Task – Review the material and extract every line in which the word "color" occurs.

Supplied records –

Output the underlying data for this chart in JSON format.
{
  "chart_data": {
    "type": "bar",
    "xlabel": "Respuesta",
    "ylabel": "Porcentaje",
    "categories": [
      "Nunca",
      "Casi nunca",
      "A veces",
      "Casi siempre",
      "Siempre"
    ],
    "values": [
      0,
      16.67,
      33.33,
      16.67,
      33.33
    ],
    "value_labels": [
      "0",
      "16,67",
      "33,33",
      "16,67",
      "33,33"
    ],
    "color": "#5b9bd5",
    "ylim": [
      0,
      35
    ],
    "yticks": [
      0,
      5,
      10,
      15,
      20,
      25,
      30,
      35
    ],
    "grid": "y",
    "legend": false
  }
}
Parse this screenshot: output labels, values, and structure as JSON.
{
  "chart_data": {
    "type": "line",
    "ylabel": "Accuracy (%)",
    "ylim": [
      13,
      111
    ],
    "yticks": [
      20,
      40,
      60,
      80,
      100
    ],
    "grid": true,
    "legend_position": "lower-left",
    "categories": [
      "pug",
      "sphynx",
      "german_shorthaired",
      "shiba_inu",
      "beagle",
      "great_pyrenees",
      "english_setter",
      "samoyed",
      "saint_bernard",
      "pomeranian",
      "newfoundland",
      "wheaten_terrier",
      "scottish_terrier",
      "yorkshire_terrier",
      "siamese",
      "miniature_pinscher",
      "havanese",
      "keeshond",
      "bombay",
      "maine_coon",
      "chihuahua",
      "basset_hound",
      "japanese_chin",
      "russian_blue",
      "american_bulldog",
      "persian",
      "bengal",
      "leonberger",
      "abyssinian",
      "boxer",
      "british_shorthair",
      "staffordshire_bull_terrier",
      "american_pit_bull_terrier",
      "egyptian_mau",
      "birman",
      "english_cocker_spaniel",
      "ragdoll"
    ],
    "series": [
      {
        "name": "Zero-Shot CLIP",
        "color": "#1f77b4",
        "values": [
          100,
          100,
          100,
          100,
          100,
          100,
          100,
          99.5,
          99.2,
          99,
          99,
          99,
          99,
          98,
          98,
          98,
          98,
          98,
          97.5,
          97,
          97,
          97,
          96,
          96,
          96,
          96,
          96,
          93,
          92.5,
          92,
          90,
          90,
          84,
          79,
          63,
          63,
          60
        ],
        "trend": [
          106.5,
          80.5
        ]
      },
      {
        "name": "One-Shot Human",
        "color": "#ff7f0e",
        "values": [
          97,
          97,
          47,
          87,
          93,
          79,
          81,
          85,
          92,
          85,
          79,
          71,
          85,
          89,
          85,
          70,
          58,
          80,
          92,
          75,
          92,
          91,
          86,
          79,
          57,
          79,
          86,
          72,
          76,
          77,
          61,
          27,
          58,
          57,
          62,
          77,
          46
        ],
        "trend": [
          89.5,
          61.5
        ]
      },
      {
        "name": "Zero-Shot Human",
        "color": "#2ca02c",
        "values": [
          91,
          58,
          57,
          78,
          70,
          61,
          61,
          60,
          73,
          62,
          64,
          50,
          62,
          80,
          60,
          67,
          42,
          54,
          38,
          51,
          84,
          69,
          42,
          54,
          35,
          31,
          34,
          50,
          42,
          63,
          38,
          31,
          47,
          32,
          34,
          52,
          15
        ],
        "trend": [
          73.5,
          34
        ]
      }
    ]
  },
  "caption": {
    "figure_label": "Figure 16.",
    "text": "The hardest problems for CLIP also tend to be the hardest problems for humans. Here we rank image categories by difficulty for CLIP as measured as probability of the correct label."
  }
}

Result of this exercise –
    "color": "#5b9bd5",
        "color": "#1f77b4",
        "color": "#ff7f0e",
        "color": "#2ca02c",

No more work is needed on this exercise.